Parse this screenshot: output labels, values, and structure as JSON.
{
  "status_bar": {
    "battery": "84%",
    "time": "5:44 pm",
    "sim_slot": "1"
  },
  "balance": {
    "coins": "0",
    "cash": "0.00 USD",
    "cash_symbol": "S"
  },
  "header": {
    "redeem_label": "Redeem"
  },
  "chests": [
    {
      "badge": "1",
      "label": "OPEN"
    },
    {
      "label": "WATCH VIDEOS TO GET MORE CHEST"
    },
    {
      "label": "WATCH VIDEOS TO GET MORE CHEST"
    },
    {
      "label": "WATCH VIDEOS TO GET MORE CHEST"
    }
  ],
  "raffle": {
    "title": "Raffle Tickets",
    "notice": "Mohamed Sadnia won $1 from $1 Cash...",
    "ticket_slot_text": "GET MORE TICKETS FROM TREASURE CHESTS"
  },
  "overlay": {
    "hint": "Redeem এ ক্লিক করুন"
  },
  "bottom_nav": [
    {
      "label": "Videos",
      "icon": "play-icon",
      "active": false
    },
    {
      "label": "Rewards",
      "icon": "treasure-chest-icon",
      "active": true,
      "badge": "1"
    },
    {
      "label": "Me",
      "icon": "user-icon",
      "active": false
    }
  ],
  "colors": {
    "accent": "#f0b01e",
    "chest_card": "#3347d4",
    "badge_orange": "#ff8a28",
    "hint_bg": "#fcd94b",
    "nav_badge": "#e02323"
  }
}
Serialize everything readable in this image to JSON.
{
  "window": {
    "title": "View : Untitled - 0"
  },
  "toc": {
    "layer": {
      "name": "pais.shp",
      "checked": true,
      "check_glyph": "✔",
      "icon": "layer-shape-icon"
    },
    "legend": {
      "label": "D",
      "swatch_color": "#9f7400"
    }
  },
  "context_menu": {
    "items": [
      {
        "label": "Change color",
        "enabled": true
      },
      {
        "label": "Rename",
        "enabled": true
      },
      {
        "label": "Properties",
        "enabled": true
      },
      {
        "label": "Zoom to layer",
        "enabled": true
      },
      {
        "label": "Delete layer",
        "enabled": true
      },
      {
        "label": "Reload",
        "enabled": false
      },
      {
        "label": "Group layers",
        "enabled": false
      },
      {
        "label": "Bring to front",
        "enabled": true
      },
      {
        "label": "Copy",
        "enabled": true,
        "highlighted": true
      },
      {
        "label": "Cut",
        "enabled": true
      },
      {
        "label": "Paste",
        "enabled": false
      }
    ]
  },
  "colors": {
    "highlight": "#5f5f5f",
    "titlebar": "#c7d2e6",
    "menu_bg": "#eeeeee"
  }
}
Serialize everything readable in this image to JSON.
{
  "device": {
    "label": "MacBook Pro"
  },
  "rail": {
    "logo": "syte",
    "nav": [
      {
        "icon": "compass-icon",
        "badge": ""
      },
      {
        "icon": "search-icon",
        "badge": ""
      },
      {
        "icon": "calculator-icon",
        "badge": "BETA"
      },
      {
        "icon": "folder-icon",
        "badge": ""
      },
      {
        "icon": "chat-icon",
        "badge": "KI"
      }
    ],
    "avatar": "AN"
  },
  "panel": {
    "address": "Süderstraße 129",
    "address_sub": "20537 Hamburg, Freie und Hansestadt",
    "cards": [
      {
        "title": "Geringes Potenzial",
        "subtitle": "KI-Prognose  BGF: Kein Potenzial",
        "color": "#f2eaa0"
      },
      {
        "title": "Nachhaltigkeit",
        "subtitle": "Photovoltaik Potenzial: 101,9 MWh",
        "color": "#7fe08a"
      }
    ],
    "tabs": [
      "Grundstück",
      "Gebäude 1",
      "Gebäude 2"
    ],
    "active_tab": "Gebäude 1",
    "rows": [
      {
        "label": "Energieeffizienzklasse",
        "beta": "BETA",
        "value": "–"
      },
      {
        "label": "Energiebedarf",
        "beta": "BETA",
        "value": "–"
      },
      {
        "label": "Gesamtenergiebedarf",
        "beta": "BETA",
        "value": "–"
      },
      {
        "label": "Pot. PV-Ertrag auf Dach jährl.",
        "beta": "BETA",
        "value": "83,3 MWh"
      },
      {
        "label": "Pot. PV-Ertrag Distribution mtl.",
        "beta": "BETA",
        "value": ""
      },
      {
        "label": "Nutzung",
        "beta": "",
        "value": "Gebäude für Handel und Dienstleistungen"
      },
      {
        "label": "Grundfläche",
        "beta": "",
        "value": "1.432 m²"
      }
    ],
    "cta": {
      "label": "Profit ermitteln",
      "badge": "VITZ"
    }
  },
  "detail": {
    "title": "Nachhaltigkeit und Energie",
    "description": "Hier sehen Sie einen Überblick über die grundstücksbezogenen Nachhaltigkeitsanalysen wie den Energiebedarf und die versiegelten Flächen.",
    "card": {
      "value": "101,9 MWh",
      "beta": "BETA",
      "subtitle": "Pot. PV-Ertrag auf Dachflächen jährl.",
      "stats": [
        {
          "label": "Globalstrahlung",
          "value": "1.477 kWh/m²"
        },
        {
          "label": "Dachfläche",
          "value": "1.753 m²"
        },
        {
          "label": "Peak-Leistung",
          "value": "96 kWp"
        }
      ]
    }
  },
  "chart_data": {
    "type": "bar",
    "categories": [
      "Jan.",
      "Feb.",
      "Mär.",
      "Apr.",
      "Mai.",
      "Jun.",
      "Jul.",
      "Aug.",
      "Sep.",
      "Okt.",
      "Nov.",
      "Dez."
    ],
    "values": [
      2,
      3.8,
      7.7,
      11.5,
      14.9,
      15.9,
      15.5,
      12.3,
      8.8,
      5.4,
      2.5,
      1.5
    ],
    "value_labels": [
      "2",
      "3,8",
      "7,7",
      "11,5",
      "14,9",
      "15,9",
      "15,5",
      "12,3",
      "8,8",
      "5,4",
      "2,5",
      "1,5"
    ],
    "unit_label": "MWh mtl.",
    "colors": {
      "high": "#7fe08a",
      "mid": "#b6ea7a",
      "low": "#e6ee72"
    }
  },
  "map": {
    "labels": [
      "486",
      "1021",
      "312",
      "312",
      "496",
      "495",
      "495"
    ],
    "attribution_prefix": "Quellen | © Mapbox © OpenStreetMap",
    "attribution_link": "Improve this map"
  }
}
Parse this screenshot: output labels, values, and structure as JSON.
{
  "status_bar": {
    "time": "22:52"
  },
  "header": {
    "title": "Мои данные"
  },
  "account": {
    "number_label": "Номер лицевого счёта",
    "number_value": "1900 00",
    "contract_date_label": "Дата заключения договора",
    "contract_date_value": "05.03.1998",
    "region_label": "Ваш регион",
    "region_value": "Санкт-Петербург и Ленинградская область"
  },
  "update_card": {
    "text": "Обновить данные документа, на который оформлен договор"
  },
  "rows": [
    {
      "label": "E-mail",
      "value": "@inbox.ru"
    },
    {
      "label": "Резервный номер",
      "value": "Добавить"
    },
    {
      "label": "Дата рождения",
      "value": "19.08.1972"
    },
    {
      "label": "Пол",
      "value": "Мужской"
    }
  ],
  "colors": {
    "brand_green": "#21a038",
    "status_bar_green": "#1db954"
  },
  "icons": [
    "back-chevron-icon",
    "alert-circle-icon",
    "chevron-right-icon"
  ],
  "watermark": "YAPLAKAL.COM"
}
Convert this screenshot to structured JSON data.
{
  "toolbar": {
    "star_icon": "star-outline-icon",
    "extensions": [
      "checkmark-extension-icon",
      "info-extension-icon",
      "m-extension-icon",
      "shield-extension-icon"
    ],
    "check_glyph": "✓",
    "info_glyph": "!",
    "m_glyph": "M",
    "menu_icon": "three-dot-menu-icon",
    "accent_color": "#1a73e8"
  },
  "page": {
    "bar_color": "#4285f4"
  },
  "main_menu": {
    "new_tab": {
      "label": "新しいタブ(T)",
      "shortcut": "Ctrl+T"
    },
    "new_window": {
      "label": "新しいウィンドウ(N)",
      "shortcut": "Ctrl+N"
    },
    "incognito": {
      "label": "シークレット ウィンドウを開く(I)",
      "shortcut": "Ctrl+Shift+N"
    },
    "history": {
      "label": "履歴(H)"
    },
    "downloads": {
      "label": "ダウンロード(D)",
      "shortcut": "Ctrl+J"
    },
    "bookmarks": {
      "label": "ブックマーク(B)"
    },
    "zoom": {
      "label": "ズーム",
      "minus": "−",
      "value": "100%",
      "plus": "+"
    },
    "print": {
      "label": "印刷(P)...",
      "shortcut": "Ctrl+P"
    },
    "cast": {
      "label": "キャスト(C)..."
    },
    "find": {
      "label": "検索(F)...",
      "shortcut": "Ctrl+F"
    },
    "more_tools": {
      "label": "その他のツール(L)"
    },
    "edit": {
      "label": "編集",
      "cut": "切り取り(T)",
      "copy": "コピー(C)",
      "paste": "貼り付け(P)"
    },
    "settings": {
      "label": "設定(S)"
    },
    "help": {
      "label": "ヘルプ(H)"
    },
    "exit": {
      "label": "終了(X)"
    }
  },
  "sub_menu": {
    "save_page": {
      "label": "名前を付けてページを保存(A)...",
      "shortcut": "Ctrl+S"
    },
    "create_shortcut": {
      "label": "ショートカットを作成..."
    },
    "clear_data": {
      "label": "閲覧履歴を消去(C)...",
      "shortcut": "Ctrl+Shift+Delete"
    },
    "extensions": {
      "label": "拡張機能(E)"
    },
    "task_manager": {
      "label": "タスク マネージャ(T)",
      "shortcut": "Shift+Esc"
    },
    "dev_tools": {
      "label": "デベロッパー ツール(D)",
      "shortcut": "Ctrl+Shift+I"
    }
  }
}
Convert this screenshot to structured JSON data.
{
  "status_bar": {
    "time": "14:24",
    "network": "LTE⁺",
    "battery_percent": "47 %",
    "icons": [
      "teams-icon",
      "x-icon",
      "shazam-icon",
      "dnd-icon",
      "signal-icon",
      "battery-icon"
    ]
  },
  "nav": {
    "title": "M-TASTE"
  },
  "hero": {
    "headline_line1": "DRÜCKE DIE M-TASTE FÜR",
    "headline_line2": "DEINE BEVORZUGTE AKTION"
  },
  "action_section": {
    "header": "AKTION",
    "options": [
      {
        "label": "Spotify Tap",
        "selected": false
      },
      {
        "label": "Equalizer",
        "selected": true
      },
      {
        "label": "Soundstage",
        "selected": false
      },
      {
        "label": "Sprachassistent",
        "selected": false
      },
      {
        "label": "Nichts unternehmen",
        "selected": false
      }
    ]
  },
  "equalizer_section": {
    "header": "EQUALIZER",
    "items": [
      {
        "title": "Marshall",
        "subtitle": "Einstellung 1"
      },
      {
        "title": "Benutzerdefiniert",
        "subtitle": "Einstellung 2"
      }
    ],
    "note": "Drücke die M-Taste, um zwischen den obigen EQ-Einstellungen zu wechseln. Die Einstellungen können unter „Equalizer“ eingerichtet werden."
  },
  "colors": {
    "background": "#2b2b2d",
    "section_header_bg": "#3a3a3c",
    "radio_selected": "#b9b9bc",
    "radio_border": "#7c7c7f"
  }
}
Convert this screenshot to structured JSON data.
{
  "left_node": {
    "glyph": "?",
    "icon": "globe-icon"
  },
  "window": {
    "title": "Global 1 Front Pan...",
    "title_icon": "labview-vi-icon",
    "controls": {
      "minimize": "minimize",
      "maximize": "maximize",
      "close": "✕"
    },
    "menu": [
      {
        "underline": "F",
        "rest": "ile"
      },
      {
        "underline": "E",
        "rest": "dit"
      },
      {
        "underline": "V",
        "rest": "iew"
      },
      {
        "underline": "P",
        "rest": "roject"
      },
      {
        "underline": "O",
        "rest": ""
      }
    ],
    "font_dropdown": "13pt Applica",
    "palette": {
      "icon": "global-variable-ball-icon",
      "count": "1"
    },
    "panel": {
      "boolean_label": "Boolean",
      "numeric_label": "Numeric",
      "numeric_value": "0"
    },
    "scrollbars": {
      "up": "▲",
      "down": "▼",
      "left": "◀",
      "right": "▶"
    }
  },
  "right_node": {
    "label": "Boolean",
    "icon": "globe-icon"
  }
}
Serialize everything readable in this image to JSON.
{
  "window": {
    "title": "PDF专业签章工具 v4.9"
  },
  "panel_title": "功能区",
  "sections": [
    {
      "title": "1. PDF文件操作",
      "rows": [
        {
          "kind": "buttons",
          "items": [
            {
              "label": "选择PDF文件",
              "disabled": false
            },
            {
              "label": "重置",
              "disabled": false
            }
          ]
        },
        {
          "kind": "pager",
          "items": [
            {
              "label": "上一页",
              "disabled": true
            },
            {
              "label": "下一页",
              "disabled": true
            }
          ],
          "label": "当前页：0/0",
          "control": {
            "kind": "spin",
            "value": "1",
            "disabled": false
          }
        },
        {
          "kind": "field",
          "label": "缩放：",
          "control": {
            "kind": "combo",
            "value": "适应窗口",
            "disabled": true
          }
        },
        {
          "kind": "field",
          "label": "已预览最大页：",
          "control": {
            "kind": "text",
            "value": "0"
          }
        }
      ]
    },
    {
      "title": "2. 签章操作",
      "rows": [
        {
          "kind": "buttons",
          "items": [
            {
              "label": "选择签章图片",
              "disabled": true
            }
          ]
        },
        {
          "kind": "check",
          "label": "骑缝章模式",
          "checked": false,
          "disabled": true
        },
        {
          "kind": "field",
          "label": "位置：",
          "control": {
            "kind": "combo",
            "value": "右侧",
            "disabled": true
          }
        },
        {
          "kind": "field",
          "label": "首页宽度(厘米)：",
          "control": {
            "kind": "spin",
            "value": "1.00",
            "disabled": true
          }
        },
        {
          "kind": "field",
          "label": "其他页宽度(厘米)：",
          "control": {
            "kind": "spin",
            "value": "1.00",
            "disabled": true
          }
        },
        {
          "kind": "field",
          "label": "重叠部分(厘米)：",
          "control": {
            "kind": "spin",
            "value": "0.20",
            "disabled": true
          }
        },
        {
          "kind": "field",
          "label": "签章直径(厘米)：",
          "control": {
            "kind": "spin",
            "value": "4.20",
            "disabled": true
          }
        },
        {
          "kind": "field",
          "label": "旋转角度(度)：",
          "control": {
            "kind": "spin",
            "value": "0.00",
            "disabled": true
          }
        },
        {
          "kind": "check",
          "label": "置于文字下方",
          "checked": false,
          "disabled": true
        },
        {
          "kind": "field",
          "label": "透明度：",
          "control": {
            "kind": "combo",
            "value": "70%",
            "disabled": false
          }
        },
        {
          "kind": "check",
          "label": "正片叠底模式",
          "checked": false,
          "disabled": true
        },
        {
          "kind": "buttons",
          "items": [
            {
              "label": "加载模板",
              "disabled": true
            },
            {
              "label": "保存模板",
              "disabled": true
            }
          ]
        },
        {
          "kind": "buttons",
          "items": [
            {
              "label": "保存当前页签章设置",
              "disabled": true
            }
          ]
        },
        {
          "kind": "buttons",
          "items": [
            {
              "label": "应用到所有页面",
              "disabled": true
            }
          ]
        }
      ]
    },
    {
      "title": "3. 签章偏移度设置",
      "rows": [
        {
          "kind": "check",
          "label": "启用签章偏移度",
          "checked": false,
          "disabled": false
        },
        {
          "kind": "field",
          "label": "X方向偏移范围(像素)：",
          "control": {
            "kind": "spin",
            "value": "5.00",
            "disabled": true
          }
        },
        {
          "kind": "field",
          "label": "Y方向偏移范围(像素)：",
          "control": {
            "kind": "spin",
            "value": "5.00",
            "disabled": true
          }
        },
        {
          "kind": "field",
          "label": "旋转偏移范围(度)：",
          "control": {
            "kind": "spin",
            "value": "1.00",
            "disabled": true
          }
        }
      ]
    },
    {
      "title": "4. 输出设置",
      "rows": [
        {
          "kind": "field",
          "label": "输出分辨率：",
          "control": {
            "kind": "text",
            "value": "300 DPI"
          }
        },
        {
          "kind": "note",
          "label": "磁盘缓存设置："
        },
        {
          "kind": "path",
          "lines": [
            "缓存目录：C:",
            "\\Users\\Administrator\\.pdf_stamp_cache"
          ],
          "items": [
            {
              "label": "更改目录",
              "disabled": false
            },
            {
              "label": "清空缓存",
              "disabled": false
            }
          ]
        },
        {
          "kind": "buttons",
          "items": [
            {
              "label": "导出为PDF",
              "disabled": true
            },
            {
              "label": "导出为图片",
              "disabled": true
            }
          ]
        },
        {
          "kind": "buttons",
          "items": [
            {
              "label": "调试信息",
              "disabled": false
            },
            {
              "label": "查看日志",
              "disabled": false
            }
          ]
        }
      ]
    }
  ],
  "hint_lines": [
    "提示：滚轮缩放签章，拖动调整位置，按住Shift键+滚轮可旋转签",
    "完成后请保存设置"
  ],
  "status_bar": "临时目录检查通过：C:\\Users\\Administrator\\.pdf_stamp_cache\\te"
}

**DESCRIPTION OF THE TASK:** Scan the data above and copy every line with "underline" in it.

**REPLY:**
        "underline": "F",
        "underline": "E",
        "underline": "V",
        "underline": "P",
        "underline": "O",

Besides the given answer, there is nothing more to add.